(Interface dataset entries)
*** Begin section ***
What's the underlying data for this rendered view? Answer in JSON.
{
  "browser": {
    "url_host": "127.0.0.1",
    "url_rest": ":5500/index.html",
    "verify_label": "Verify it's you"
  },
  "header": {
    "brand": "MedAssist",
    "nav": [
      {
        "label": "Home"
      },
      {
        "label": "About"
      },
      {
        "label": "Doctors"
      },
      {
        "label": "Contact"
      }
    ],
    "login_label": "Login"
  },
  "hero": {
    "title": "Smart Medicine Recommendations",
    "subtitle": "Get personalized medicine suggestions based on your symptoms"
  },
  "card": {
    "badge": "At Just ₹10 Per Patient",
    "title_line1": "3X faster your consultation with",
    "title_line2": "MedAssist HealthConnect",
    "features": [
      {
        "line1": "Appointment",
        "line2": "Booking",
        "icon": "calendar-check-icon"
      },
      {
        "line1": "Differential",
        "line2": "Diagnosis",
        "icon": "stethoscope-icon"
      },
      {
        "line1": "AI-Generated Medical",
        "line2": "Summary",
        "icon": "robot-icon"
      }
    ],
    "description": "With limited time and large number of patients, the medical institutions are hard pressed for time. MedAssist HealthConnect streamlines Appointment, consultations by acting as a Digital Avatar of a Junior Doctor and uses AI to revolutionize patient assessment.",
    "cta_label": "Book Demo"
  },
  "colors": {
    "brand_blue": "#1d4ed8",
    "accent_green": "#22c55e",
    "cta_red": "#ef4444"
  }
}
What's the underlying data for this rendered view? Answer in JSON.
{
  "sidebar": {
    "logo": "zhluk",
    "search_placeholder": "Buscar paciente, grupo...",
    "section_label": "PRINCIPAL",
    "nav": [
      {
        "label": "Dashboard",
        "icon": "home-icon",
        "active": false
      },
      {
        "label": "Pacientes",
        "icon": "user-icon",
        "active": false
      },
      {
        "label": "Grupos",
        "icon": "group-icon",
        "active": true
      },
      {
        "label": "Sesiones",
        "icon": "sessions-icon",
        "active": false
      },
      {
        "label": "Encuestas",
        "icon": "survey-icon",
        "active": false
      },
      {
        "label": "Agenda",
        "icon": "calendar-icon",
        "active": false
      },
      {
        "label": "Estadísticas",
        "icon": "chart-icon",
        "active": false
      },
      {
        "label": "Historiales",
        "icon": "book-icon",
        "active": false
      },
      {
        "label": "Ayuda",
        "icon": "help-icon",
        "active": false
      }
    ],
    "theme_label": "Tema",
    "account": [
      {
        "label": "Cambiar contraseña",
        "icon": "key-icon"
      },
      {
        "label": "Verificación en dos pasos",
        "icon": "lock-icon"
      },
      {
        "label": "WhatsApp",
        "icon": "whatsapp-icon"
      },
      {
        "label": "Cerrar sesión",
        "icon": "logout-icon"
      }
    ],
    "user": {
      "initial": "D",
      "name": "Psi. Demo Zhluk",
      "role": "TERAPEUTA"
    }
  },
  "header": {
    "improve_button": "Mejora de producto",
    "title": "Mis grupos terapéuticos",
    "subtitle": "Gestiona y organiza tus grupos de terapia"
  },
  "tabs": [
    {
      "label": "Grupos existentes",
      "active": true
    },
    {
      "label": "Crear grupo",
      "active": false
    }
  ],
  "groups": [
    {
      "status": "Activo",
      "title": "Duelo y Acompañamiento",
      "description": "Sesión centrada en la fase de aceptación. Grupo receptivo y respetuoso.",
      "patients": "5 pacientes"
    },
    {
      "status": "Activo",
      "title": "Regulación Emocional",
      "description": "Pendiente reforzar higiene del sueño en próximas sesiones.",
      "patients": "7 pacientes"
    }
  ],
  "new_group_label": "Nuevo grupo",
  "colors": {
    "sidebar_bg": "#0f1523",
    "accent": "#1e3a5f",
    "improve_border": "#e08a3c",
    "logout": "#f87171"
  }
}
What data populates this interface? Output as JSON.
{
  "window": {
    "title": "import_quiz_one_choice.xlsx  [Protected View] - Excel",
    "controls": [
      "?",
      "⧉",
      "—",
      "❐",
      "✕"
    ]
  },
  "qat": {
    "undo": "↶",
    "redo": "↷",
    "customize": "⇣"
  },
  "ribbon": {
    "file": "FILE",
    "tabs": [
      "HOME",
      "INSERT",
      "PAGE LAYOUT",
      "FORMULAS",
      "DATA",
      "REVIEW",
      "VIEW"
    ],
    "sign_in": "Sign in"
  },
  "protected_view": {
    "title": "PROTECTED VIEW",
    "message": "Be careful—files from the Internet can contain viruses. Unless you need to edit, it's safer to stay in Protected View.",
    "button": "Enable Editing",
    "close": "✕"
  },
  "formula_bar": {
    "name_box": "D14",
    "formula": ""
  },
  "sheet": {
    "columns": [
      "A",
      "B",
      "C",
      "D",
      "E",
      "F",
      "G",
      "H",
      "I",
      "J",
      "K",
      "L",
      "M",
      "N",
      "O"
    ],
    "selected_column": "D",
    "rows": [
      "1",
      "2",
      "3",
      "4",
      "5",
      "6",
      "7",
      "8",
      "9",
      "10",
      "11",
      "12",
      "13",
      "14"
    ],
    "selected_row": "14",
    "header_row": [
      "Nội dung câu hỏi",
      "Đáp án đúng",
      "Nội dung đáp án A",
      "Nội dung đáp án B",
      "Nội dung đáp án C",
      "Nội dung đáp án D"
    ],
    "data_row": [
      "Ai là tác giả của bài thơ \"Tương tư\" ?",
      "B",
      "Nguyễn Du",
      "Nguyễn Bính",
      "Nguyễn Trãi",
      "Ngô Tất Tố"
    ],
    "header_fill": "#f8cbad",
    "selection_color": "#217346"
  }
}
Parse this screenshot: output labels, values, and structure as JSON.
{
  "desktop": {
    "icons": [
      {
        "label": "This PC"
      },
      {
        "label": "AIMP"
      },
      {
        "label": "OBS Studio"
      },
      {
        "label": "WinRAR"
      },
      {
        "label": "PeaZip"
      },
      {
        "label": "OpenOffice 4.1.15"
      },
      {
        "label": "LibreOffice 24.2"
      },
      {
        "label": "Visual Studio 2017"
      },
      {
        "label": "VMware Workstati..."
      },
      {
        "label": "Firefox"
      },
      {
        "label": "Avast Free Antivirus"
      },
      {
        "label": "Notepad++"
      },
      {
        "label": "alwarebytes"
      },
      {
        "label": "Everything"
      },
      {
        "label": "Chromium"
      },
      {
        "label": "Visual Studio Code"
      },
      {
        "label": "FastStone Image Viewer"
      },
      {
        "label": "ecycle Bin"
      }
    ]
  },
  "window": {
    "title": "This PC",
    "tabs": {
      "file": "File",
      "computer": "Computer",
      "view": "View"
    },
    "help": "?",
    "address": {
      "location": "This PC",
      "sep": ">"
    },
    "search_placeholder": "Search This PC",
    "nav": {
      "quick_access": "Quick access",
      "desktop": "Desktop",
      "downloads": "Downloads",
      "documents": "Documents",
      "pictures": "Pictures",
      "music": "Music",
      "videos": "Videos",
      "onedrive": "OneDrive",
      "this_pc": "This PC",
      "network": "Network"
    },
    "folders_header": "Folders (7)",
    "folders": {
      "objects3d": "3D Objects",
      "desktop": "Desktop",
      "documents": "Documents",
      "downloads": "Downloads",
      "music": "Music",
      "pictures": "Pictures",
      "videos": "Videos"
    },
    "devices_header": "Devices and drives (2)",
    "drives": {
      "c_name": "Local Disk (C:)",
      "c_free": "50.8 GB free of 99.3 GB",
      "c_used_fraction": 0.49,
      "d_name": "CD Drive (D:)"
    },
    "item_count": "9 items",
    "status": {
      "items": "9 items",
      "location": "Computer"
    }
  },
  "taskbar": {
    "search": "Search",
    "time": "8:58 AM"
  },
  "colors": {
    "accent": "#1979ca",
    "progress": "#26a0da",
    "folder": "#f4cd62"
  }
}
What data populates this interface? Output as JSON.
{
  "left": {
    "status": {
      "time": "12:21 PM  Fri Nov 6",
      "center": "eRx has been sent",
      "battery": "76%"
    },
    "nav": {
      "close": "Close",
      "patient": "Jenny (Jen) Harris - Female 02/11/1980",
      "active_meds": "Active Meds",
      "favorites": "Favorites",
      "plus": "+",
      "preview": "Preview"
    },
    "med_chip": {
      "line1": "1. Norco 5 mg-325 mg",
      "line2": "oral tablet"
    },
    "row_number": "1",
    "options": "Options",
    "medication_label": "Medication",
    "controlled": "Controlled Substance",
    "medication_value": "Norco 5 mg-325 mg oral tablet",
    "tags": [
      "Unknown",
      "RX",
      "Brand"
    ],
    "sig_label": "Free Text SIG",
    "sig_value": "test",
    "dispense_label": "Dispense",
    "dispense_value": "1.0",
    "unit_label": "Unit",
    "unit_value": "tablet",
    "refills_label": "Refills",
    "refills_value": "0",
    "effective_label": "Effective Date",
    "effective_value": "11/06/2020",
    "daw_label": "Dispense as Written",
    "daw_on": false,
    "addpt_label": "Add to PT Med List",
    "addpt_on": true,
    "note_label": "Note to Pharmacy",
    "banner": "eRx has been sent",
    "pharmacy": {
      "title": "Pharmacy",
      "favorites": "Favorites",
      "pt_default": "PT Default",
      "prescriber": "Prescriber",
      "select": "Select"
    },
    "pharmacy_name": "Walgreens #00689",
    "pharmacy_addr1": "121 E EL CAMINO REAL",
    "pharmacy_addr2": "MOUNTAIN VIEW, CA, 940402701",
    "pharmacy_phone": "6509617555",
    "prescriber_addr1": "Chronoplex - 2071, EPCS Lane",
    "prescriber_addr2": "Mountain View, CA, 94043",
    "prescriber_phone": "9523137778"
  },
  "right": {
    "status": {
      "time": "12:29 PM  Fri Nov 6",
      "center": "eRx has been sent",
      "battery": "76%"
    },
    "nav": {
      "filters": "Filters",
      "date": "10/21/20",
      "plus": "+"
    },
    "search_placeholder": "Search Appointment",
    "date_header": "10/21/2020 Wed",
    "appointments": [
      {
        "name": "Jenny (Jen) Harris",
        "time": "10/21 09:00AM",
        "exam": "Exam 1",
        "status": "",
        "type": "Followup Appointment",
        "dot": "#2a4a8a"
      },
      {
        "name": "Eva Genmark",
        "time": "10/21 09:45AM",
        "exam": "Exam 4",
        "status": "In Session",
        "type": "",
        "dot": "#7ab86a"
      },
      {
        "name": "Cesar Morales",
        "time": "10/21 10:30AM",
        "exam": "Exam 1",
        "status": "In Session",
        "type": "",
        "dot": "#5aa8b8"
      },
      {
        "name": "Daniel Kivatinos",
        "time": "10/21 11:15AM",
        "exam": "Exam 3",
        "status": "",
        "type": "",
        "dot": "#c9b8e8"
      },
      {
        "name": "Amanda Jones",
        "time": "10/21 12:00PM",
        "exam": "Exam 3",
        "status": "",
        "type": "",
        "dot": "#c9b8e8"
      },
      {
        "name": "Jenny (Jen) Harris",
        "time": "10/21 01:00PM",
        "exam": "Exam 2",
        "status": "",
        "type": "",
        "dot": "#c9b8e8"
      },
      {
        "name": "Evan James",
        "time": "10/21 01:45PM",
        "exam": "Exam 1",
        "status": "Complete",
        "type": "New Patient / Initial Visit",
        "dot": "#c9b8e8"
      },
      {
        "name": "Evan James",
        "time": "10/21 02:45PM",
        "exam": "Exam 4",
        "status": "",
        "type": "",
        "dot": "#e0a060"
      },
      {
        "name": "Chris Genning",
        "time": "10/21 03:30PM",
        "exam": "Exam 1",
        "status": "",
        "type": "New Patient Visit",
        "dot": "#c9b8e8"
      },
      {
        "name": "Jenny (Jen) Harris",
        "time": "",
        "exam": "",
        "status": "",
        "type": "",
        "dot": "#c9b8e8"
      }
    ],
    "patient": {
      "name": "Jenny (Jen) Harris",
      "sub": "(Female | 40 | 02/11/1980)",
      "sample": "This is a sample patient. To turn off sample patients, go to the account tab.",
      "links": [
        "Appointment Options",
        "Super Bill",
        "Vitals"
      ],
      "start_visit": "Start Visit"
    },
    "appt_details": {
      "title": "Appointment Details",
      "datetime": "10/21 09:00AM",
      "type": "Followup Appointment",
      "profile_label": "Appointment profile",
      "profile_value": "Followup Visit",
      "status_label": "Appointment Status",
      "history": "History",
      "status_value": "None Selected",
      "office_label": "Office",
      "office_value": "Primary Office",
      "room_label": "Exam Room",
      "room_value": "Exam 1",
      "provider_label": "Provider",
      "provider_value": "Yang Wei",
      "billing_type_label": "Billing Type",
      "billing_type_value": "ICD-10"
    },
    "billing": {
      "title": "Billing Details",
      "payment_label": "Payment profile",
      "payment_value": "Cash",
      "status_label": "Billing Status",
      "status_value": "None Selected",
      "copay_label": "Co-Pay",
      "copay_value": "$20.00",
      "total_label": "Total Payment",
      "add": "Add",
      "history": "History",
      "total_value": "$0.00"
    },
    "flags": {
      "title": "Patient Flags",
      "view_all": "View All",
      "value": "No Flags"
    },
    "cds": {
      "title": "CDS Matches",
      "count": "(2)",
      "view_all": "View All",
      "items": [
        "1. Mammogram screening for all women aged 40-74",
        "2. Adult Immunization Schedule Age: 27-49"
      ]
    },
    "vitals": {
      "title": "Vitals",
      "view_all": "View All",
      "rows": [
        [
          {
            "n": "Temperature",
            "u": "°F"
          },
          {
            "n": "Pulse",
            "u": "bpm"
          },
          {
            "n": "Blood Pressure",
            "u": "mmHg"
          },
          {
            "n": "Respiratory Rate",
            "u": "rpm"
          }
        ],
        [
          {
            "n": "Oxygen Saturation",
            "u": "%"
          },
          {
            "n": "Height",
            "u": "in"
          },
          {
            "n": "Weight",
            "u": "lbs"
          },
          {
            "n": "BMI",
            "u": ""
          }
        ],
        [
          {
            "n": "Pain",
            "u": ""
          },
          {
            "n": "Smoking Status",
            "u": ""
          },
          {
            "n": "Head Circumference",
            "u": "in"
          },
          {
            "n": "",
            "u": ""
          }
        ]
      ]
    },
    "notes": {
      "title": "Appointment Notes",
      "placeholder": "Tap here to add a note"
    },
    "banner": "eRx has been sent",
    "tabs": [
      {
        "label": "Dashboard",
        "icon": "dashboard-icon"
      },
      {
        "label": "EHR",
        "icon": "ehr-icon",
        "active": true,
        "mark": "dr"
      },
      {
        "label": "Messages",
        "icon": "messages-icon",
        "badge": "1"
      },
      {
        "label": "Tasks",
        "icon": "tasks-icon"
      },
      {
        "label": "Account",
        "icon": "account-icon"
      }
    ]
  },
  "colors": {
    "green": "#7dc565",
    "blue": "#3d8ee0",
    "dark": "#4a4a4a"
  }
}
*** End section ***
▶ **Task description**: The lines above that hold the string "MedAssist" are to be located and copied.

▶ **Task answer**:
    "brand": "MedAssist",
    "title_line2": "MedAssist HealthConnect",
    "description": "With limited time and large number of patients, the medical institutions are hard pressed for time. MedAssist HealthConnect streamlines Appointment, consultations by acting as a Digital Avatar of a Junior Doctor and uses AI to revolutionize patient assessment.",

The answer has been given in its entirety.